*WRITTEN TASK*.
Quote the whole listing exactly. Leave the pictures out of your copy.

-- START EXTRACTED RECORDS --

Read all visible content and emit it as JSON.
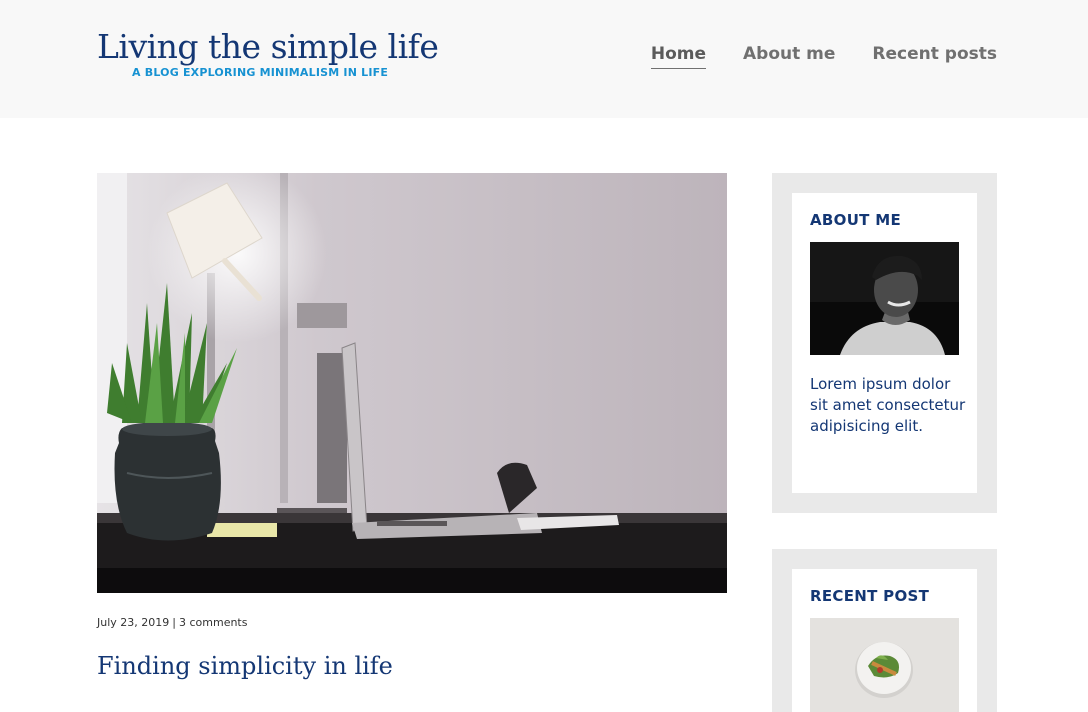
{
  "header": {
    "title": "Living the simple life",
    "tagline": "A BLOG EXPLORING MINIMALISM IN LIFE",
    "nav": [
      {
        "label": "Home",
        "active": true
      },
      {
        "label": "About me",
        "active": false
      },
      {
        "label": "Recent posts",
        "active": false
      }
    ]
  },
  "post": {
    "date": "July 23, 2019",
    "separator": "|",
    "comments": "3 comments",
    "title": "Finding simplicity in life"
  },
  "sidebar": {
    "about": {
      "title": "ABOUT ME",
      "text": "Lorem ipsum dolor sit amet consectetur adipisicing elit."
    },
    "recent": {
      "title": "RECENT POST"
    }
  },
  "colors": {
    "brand": "#143774",
    "accent": "#1792d2",
    "header_bg": "#f8f8f8",
    "widget_bg": "#e9e9e9"
  }
}
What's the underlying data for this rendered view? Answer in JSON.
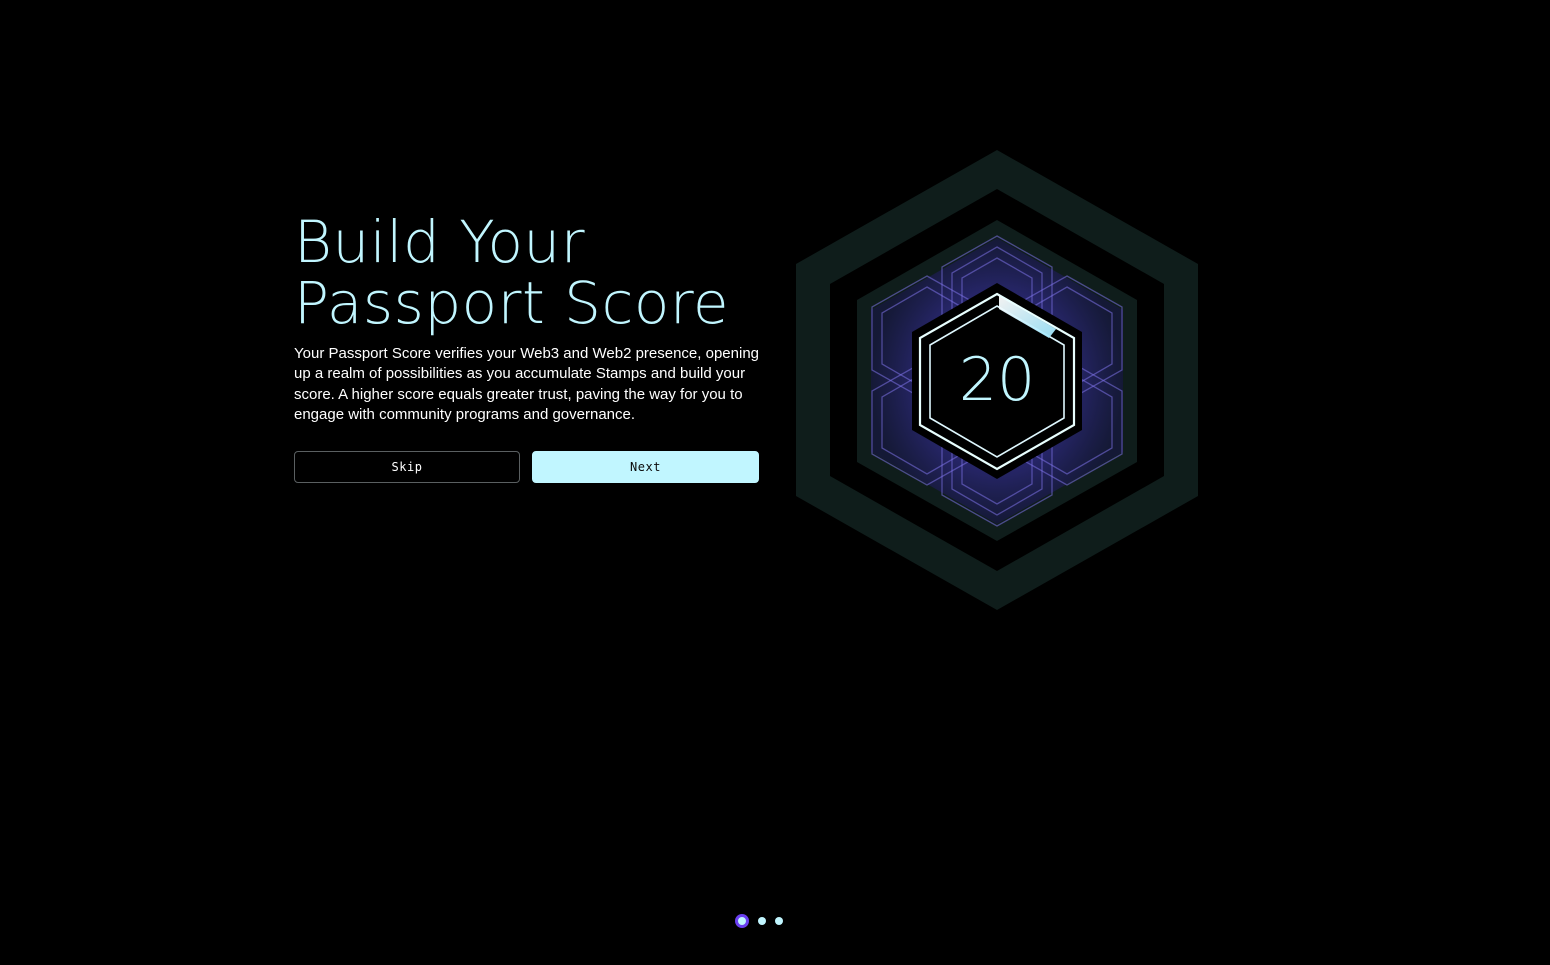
{
  "onboarding": {
    "headline_line1": "Build Your",
    "headline_line2": "Passport Score",
    "description": "Your Passport Score verifies your Web3 and Web2 presence, opening up a realm of possibilities as you accumulate Stamps and build your score. A higher score equals greater trust, paving the way for you to engage with community programs and governance.",
    "skip_label": "Skip",
    "next_label": "Next",
    "score_value": "20",
    "score_progress": 0.2,
    "current_step": 1,
    "total_steps": 3
  },
  "icons": {
    "score_graphic": "hexagon-score-icon"
  },
  "colors": {
    "background": "#000000",
    "accent": "#c1f6ff",
    "active_step": "#6a3ff0",
    "hex_glow": "#4b3fb8",
    "outer_hex": "#0e1c1a"
  }
}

-- END EXTRACTED RECORDS --

*RESPONSE TO THIS TASK*.
Read all visible content and emit it as JSON.
{
  "header": {
    "title": "Living the simple life",
    "tagline": "A BLOG EXPLORING MINIMALISM IN LIFE",
    "nav": [
      {
        "label": "Home",
        "active": true
      },
      {
        "label": "About me",
        "active": false
      },
      {
        "label": "Recent posts",
        "active": false
      }
    ]
  },
  "post": {
    "date": "July 23, 2019",
    "separator": "|",
    "comments": "3 comments",
    "title": "Finding simplicity in life"
  },
  "sidebar": {
    "about": {
      "title": "ABOUT ME",
      "text": "Lorem ipsum dolor sit amet consectetur adipisicing elit."
    },
    "recent": {
      "title": "RECENT POST"
    }
  },
  "colors": {
    "brand": "#143774",
    "accent": "#1792d2",
    "header_bg": "#f8f8f8",
    "widget_bg": "#e9e9e9"
  }
}
What's the underlying data for this rendered view? Answer in JSON.
{
  "onboarding": {
    "headline_line1": "Build Your",
    "headline_line2": "Passport Score",
    "description": "Your Passport Score verifies your Web3 and Web2 presence, opening up a realm of possibilities as you accumulate Stamps and build your score. A higher score equals greater trust, paving the way for you to engage with community programs and governance.",
    "skip_label": "Skip",
    "next_label": "Next",
    "score_value": "20",
    "score_progress": 0.2,
    "current_step": 1,
    "total_steps": 3
  },
  "icons": {
    "score_graphic": "hexagon-score-icon"
  },
  "colors": {
    "background": "#000000",
    "accent": "#c1f6ff",
    "active_step": "#6a3ff0",
    "hex_glow": "#4b3fb8",
    "outer_hex": "#0e1c1a"
  }
}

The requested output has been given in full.